Chart and figure data:
START
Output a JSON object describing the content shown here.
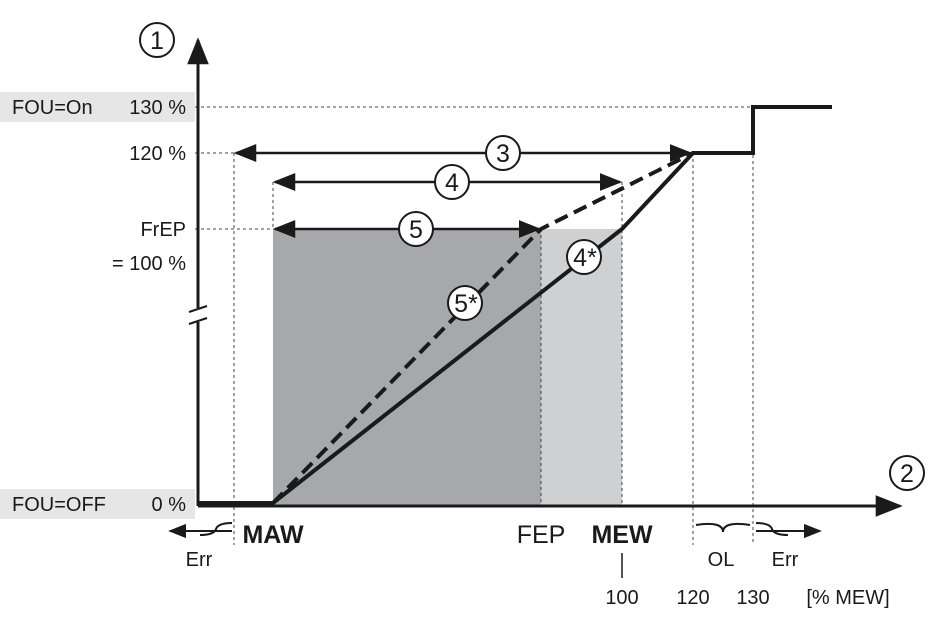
{
  "y_labels": {
    "fou_on": "FOU=On",
    "pct_130": "130 %",
    "pct_120": "120 %",
    "frep": "FrEP",
    "eq_100": "= 100 %",
    "fou_off": "FOU=OFF",
    "pct_0": "0 %"
  },
  "x_labels": {
    "maw": "MAW",
    "fep": "FEP",
    "mew": "MEW",
    "tick_100": "100",
    "tick_120": "120",
    "tick_130": "130",
    "unit": "[% MEW]",
    "err_left": "Err",
    "ol": "OL",
    "err_right": "Err"
  },
  "callouts": {
    "y_axis": "1",
    "x_axis": "2",
    "span_3": "3",
    "span_4": "4",
    "span_5": "5",
    "curve_4": "4*",
    "curve_5": "5*"
  },
  "colors": {
    "dark_region": "#a7a8ab",
    "light_region": "#cfd0d2",
    "label_bg": "#e6e6e6",
    "line": "#1a1a1a"
  }
}
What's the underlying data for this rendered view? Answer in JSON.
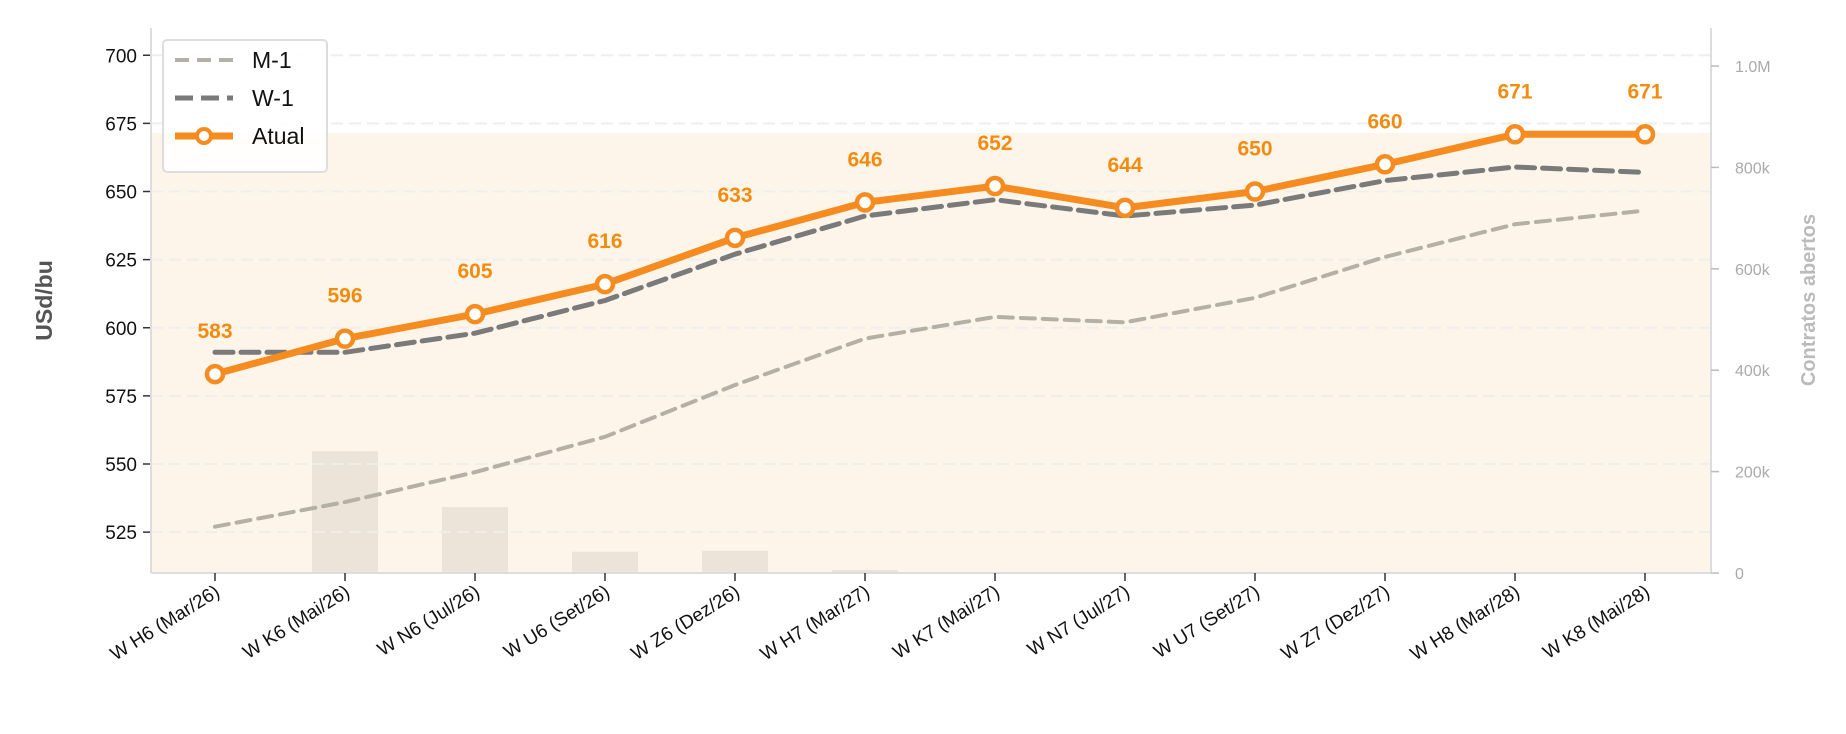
{
  "colors": {
    "atual": "#f68b1f",
    "w1": "#7a7a7a",
    "m1": "#b5b0a6",
    "oi_area": "#fdf5ea",
    "oi_bar": "#ece3d9",
    "grid": "#eeeeee",
    "axis": "#dddddd"
  },
  "chart_data": {
    "type": "line",
    "title": "",
    "xlabel": "",
    "ylabel": "USd/bu",
    "y2label": "Contratos abertos",
    "ylim": [
      510,
      710
    ],
    "y2lim": [
      0,
      1075000
    ],
    "yticks": [
      525,
      550,
      575,
      600,
      625,
      650,
      675,
      700
    ],
    "y2ticks": [
      0,
      200000,
      400000,
      600000,
      800000,
      1000000
    ],
    "y2ticklabels": [
      "0",
      "200k",
      "400k",
      "600k",
      "800k",
      "1.0M"
    ],
    "grid": true,
    "legend_position": "top-left",
    "categories": [
      "W H6 (Mar/26)",
      "W K6 (Mai/26)",
      "W N6 (Jul/26)",
      "W U6 (Set/26)",
      "W Z6 (Dez/26)",
      "W H7 (Mar/27)",
      "W K7 (Mai/27)",
      "W N7 (Jul/27)",
      "W U7 (Set/27)",
      "W Z7 (Dez/27)",
      "W H8 (Mar/28)",
      "W K8 (Mai/28)"
    ],
    "series": [
      {
        "name": "M-1",
        "style": "dashed-thin",
        "values": [
          527,
          536,
          547,
          560,
          579,
          596,
          604,
          602,
          611,
          626,
          638,
          643
        ]
      },
      {
        "name": "W-1",
        "style": "dashed",
        "values": [
          591,
          591,
          598,
          610,
          627,
          641,
          647,
          641,
          645,
          654,
          659,
          657
        ]
      },
      {
        "name": "Atual",
        "style": "solid-markers",
        "values": [
          583,
          596,
          605,
          616,
          633,
          646,
          652,
          644,
          650,
          660,
          671,
          671
        ]
      }
    ],
    "data_labels": [
      "583",
      "596",
      "605",
      "616",
      "633",
      "646",
      "652",
      "644",
      "650",
      "660",
      "671",
      "671"
    ],
    "open_interest_area": 868000,
    "open_interest_bars": [
      0,
      240000,
      130000,
      42000,
      44000,
      6000,
      0,
      0,
      0,
      0,
      0,
      0
    ]
  }
}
END
None of the pictures should appear; repeat the records exactly otherwise.

Output a JSON object describing the content shown here.
{
  "y_labels": {
    "fou_on": "FOU=On",
    "pct_130": "130 %",
    "pct_120": "120 %",
    "frep": "FrEP",
    "eq_100": "= 100 %",
    "fou_off": "FOU=OFF",
    "pct_0": "0 %"
  },
  "x_labels": {
    "maw": "MAW",
    "fep": "FEP",
    "mew": "MEW",
    "tick_100": "100",
    "tick_120": "120",
    "tick_130": "130",
    "unit": "[% MEW]",
    "err_left": "Err",
    "ol": "OL",
    "err_right": "Err"
  },
  "callouts": {
    "y_axis": "1",
    "x_axis": "2",
    "span_3": "3",
    "span_4": "4",
    "span_5": "5",
    "curve_4": "4*",
    "curve_5": "5*"
  },
  "colors": {
    "dark_region": "#a7a8ab",
    "light_region": "#cfd0d2",
    "label_bg": "#e6e6e6",
    "line": "#1a1a1a"
  }
}
What's the underlying data for this rendered view? Answer in JSON.
{
  "colors": {
    "atual": "#f68b1f",
    "w1": "#7a7a7a",
    "m1": "#b5b0a6",
    "oi_area": "#fdf5ea",
    "oi_bar": "#ece3d9",
    "grid": "#eeeeee",
    "axis": "#dddddd"
  },
  "chart_data": {
    "type": "line",
    "title": "",
    "xlabel": "",
    "ylabel": "USd/bu",
    "y2label": "Contratos abertos",
    "ylim": [
      510,
      710
    ],
    "y2lim": [
      0,
      1075000
    ],
    "yticks": [
      525,
      550,
      575,
      600,
      625,
      650,
      675,
      700
    ],
    "y2ticks": [
      0,
      200000,
      400000,
      600000,
      800000,
      1000000
    ],
    "y2ticklabels": [
      "0",
      "200k",
      "400k",
      "600k",
      "800k",
      "1.0M"
    ],
    "grid": true,
    "legend_position": "top-left",
    "categories": [
      "W H6 (Mar/26)",
      "W K6 (Mai/26)",
      "W N6 (Jul/26)",
      "W U6 (Set/26)",
      "W Z6 (Dez/26)",
      "W H7 (Mar/27)",
      "W K7 (Mai/27)",
      "W N7 (Jul/27)",
      "W U7 (Set/27)",
      "W Z7 (Dez/27)",
      "W H8 (Mar/28)",
      "W K8 (Mai/28)"
    ],
    "series": [
      {
        "name": "M-1",
        "style": "dashed-thin",
        "values": [
          527,
          536,
          547,
          560,
          579,
          596,
          604,
          602,
          611,
          626,
          638,
          643
        ]
      },
      {
        "name": "W-1",
        "style": "dashed",
        "values": [
          591,
          591,
          598,
          610,
          627,
          641,
          647,
          641,
          645,
          654,
          659,
          657
        ]
      },
      {
        "name": "Atual",
        "style": "solid-markers",
        "values": [
          583,
          596,
          605,
          616,
          633,
          646,
          652,
          644,
          650,
          660,
          671,
          671
        ]
      }
    ],
    "data_labels": [
      "583",
      "596",
      "605",
      "616",
      "633",
      "646",
      "652",
      "644",
      "650",
      "660",
      "671",
      "671"
    ],
    "open_interest_area": 868000,
    "open_interest_bars": [
      0,
      240000,
      130000,
      42000,
      44000,
      6000,
      0,
      0,
      0,
      0,
      0,
      0
    ]
  }
}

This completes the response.